### Aim of the task
Strip the pictures and reproduce the rest of the listing exactly.

### Input
>> START

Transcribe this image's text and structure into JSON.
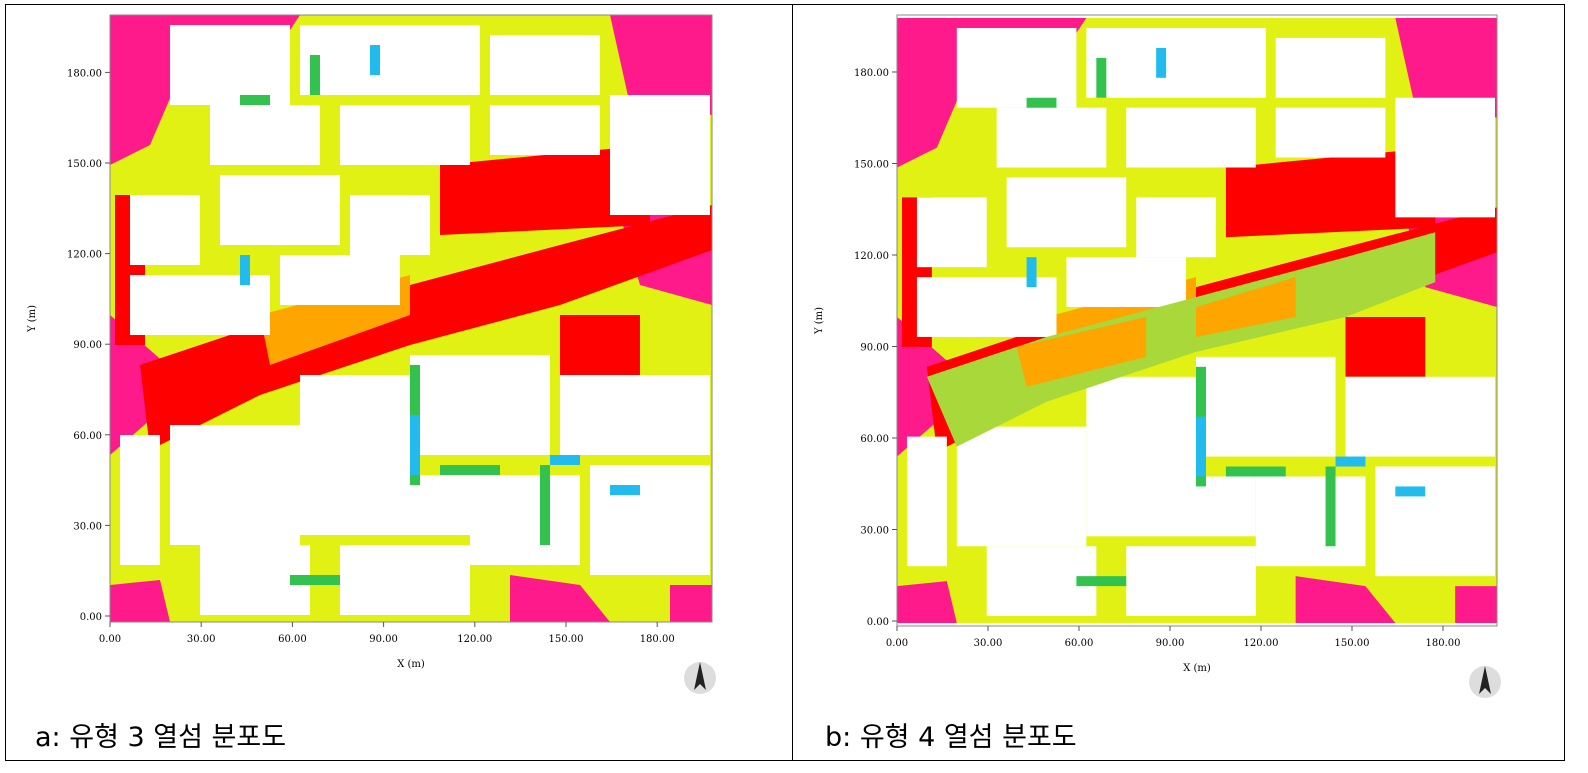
{
  "panels": [
    {
      "caption": "a: 유형 3 열섬 분포도",
      "x_label": "X (m)",
      "y_label": "Y (m)",
      "x_ticks": [
        "0.00",
        "30.00",
        "60.00",
        "90.00",
        "120.00",
        "150.00",
        "180.00"
      ],
      "y_ticks": [
        "0.00",
        "30.00",
        "60.00",
        "90.00",
        "120.00",
        "150.00",
        "180.00"
      ]
    },
    {
      "caption": "b: 유형 4 열섬 분포도",
      "x_label": "X (m)",
      "y_label": "Y (m)",
      "x_ticks": [
        "0.00",
        "30.00",
        "60.00",
        "90.00",
        "120.00",
        "150.00",
        "180.00"
      ],
      "y_ticks": [
        "0.00",
        "30.00",
        "60.00",
        "90.00",
        "120.00",
        "150.00",
        "180.00"
      ]
    }
  ]
}
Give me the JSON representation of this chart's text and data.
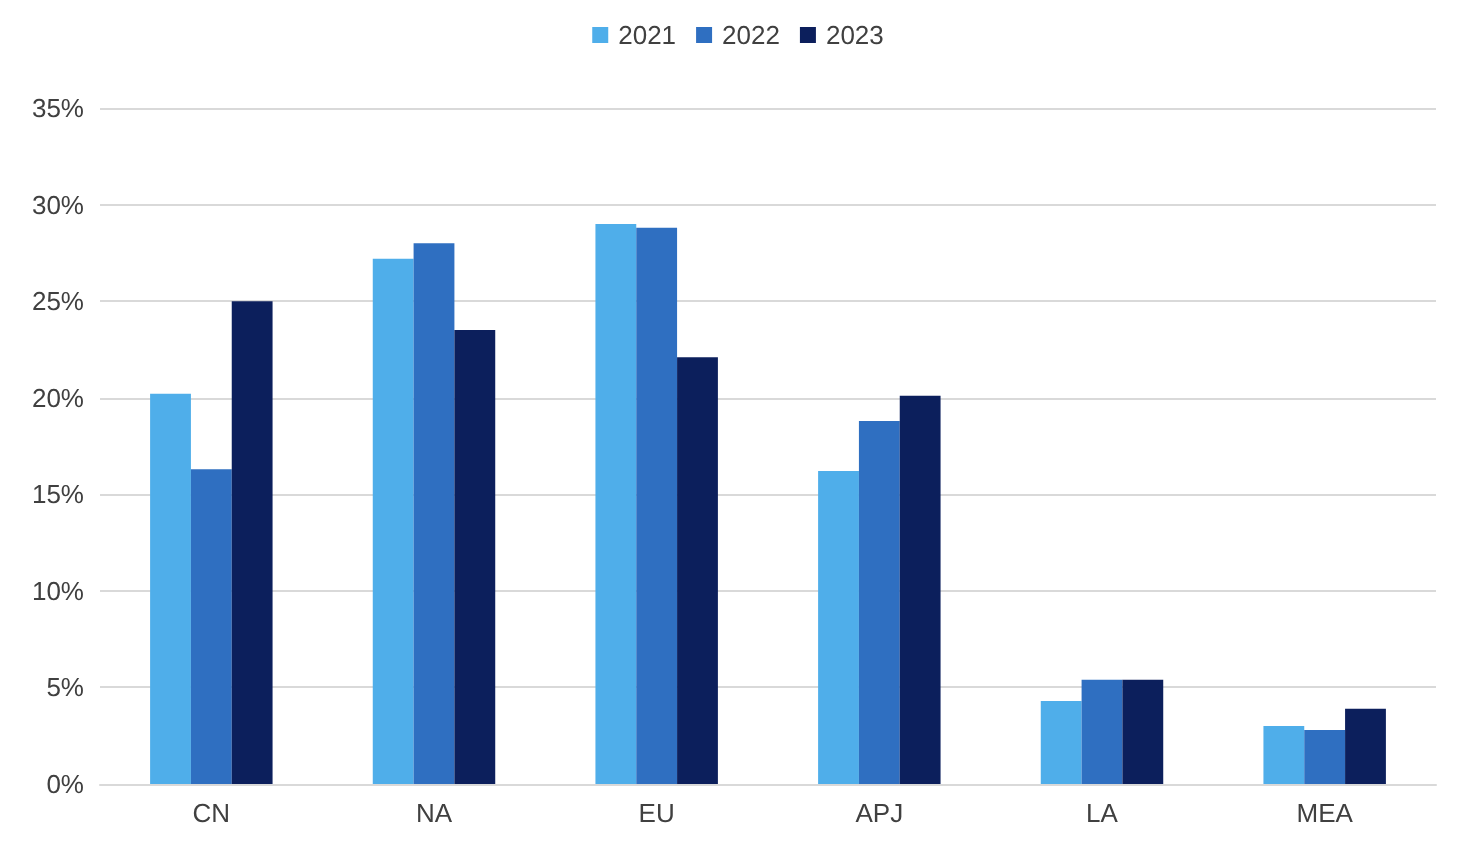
{
  "chart_data": {
    "type": "bar",
    "categories": [
      "CN",
      "NA",
      "EU",
      "APJ",
      "LA",
      "MEA"
    ],
    "series": [
      {
        "name": "2021",
        "color": "#4faeea",
        "values": [
          20.2,
          27.2,
          29.0,
          16.2,
          4.3,
          3.0
        ]
      },
      {
        "name": "2022",
        "color": "#2f6fc1",
        "values": [
          16.3,
          28.0,
          28.8,
          18.8,
          5.4,
          2.8
        ]
      },
      {
        "name": "2023",
        "color": "#0c1f5c",
        "values": [
          25.0,
          23.5,
          22.1,
          20.1,
          5.4,
          3.9
        ]
      }
    ],
    "ylim": [
      0,
      35
    ],
    "yticks": [
      {
        "value": 0,
        "label": "0%"
      },
      {
        "value": 5,
        "label": "5%"
      },
      {
        "value": 10,
        "label": "10%"
      },
      {
        "value": 15,
        "label": "15%"
      },
      {
        "value": 20,
        "label": "20%"
      },
      {
        "value": 25,
        "label": "25%"
      },
      {
        "value": 30,
        "label": "30%"
      },
      {
        "value": 35,
        "label": "35%"
      }
    ],
    "grid": "y",
    "legend": "top"
  }
}
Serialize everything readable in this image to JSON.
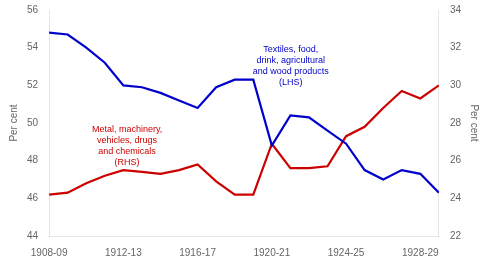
{
  "chart_data": {
    "type": "line",
    "x": [
      1908,
      1909,
      1910,
      1911,
      1912,
      1913,
      1914,
      1915,
      1916,
      1917,
      1918,
      1919,
      1920,
      1921,
      1922,
      1923,
      1924,
      1925,
      1926,
      1927,
      1928,
      1929
    ],
    "xlim": [
      1908,
      1929
    ],
    "xticks": [
      {
        "value": 1908,
        "label": "1908-09"
      },
      {
        "value": 1912,
        "label": "1912-13"
      },
      {
        "value": 1916,
        "label": "1916-17"
      },
      {
        "value": 1920,
        "label": "1920-21"
      },
      {
        "value": 1924,
        "label": "1924-25"
      },
      {
        "value": 1928,
        "label": "1928-29"
      }
    ],
    "ylim": [
      44,
      56
    ],
    "yticks": [
      44,
      46,
      48,
      50,
      52,
      54,
      56
    ],
    "y2lim": [
      22,
      34
    ],
    "y2ticks": [
      22,
      24,
      26,
      28,
      30,
      32,
      34
    ],
    "y_label": "Per cent",
    "y2_label": "Per cent",
    "grid": false,
    "series": [
      {
        "color": "#0000CC",
        "values": [
          54.8,
          54.7,
          54.0,
          53.2,
          52.0,
          51.9,
          51.6,
          51.2,
          50.8,
          51.9,
          52.3,
          52.3,
          48.8,
          50.4,
          50.3,
          49.6,
          48.9,
          47.5,
          47.0,
          47.5,
          47.3,
          46.3
        ]
      },
      {
        "color": "#CC0000",
        "axis": "y2",
        "values": [
          24.2,
          24.3,
          24.8,
          25.2,
          25.5,
          25.4,
          25.3,
          25.5,
          25.8,
          24.9,
          24.2,
          24.2,
          26.9,
          25.6,
          25.6,
          25.7,
          27.3,
          27.8,
          28.8,
          29.7,
          29.3,
          30.0
        ]
      }
    ],
    "annotations": [
      {
        "text": "Textiles, food,\ndrink, agricultural\nand wood products\n(LHS)",
        "color": "#0000CC"
      },
      {
        "text": "Metal, machinery,\nvehicles, drugs\nand chemicals\n(RHS)",
        "color": "#CC0000"
      }
    ]
  }
}
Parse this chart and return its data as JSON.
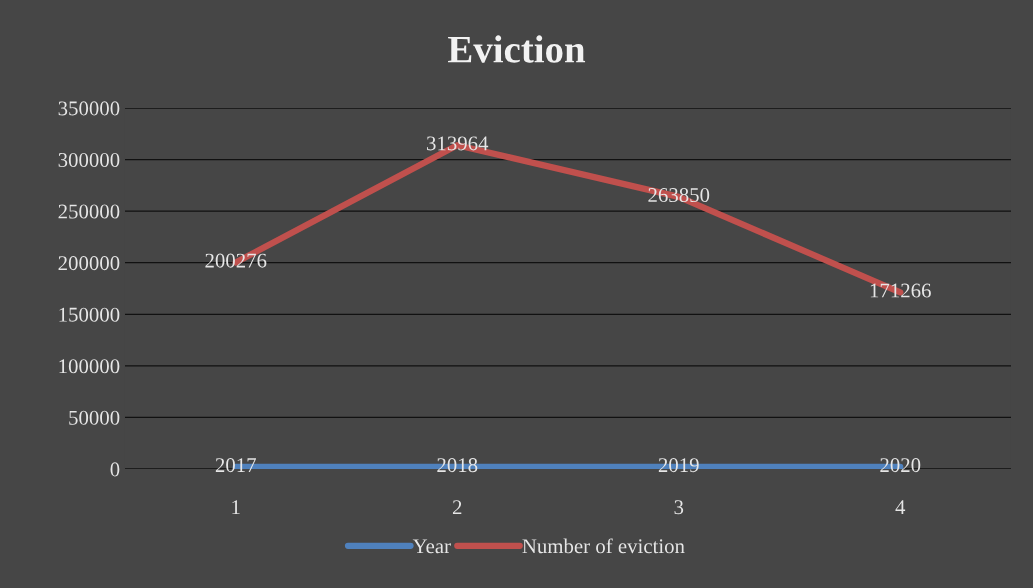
{
  "chart_data": {
    "type": "line",
    "title": "Eviction",
    "categories": [
      "1",
      "2",
      "3",
      "4"
    ],
    "series": [
      {
        "name": "Year",
        "color": "#4f81bd",
        "values": [
          2017,
          2018,
          2019,
          2020
        ]
      },
      {
        "name": "Number of eviction",
        "color": "#c0504d",
        "values": [
          200276,
          313964,
          263850,
          171266
        ]
      }
    ],
    "ylim": [
      0,
      350000
    ],
    "yticks": [
      0,
      50000,
      100000,
      150000,
      200000,
      250000,
      300000,
      350000
    ],
    "grid": "y",
    "legend": "bottom",
    "data_labels": true,
    "marker": "none",
    "line_style": "solid"
  }
}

>> END

### Completed task
Transcribe this image's text and structure into JSON.
{
  "panels": [
    {
      "caption": "a: 유형 3 열섬 분포도",
      "x_label": "X (m)",
      "y_label": "Y (m)",
      "x_ticks": [
        "0.00",
        "30.00",
        "60.00",
        "90.00",
        "120.00",
        "150.00",
        "180.00"
      ],
      "y_ticks": [
        "0.00",
        "30.00",
        "60.00",
        "90.00",
        "120.00",
        "150.00",
        "180.00"
      ]
    },
    {
      "caption": "b: 유형 4 열섬 분포도",
      "x_label": "X (m)",
      "y_label": "Y (m)",
      "x_ticks": [
        "0.00",
        "30.00",
        "60.00",
        "90.00",
        "120.00",
        "150.00",
        "180.00"
      ],
      "y_ticks": [
        "0.00",
        "30.00",
        "60.00",
        "90.00",
        "120.00",
        "150.00",
        "180.00"
      ]
    }
  ]
}
Give me the JSON representation of this chart's text and data.
{
  "chart_data": {
    "type": "bar",
    "categories": [
      "CN",
      "NA",
      "EU",
      "APJ",
      "LA",
      "MEA"
    ],
    "series": [
      {
        "name": "2021",
        "color": "#4faeea",
        "values": [
          20.2,
          27.2,
          29.0,
          16.2,
          4.3,
          3.0
        ]
      },
      {
        "name": "2022",
        "color": "#2f6fc1",
        "values": [
          16.3,
          28.0,
          28.8,
          18.8,
          5.4,
          2.8
        ]
      },
      {
        "name": "2023",
        "color": "#0c1f5c",
        "values": [
          25.0,
          23.5,
          22.1,
          20.1,
          5.4,
          3.9
        ]
      }
    ],
    "ylim": [
      0,
      35
    ],
    "yticks": [
      {
        "value": 0,
        "label": "0%"
      },
      {
        "value": 5,
        "label": "5%"
      },
      {
        "value": 10,
        "label": "10%"
      },
      {
        "value": 15,
        "label": "15%"
      },
      {
        "value": 20,
        "label": "20%"
      },
      {
        "value": 25,
        "label": "25%"
      },
      {
        "value": 30,
        "label": "30%"
      },
      {
        "value": 35,
        "label": "35%"
      }
    ],
    "grid": "y",
    "legend": "top"
  }
}
Serialize everything readable in this image to JSON.
{
  "chart_data": {
    "type": "line",
    "x": [
      1908,
      1909,
      1910,
      1911,
      1912,
      1913,
      1914,
      1915,
      1916,
      1917,
      1918,
      1919,
      1920,
      1921,
      1922,
      1923,
      1924,
      1925,
      1926,
      1927,
      1928,
      1929
    ],
    "xlim": [
      1908,
      1929
    ],
    "xticks": [
      {
        "value": 1908,
        "label": "1908-09"
      },
      {
        "value": 1912,
        "label": "1912-13"
      },
      {
        "value": 1916,
        "label": "1916-17"
      },
      {
        "value": 1920,
        "label": "1920-21"
      },
      {
        "value": 1924,
        "label": "1924-25"
      },
      {
        "value": 1928,
        "label": "1928-29"
      }
    ],
    "ylim": [
      44,
      56
    ],
    "yticks": [
      44,
      46,
      48,
      50,
      52,
      54,
      56
    ],
    "y2lim": [
      22,
      34
    ],
    "y2ticks": [
      22,
      24,
      26,
      28,
      30,
      32,
      34
    ],
    "y_label": "Per cent",
    "y2_label": "Per cent",
    "grid": false,
    "series": [
      {
        "color": "#0000CC",
        "values": [
          54.8,
          54.7,
          54.0,
          53.2,
          52.0,
          51.9,
          51.6,
          51.2,
          50.8,
          51.9,
          52.3,
          52.3,
          48.8,
          50.4,
          50.3,
          49.6,
          48.9,
          47.5,
          47.0,
          47.5,
          47.3,
          46.3
        ]
      },
      {
        "color": "#CC0000",
        "axis": "y2",
        "values": [
          24.2,
          24.3,
          24.8,
          25.2,
          25.5,
          25.4,
          25.3,
          25.5,
          25.8,
          24.9,
          24.2,
          24.2,
          26.9,
          25.6,
          25.6,
          25.7,
          27.3,
          27.8,
          28.8,
          29.7,
          29.3,
          30.0
        ]
      }
    ],
    "annotations": [
      {
        "text": "Textiles, food,\ndrink, agricultural\nand wood products\n(LHS)",
        "color": "#0000CC"
      },
      {
        "text": "Metal, machinery,\nvehicles, drugs\nand chemicals\n(RHS)",
        "color": "#CC0000"
      }
    ]
  }
}
Parse this chart and return its data as JSON.
{
  "chart_data": {
    "type": "line",
    "title": "Eviction",
    "categories": [
      "1",
      "2",
      "3",
      "4"
    ],
    "series": [
      {
        "name": "Year",
        "color": "#4f81bd",
        "values": [
          2017,
          2018,
          2019,
          2020
        ]
      },
      {
        "name": "Number of eviction",
        "color": "#c0504d",
        "values": [
          200276,
          313964,
          263850,
          171266
        ]
      }
    ],
    "ylim": [
      0,
      350000
    ],
    "yticks": [
      0,
      50000,
      100000,
      150000,
      200000,
      250000,
      300000,
      350000
    ],
    "grid": "y",
    "legend": "bottom",
    "data_labels": true,
    "marker": "none",
    "line_style": "solid"
  }
}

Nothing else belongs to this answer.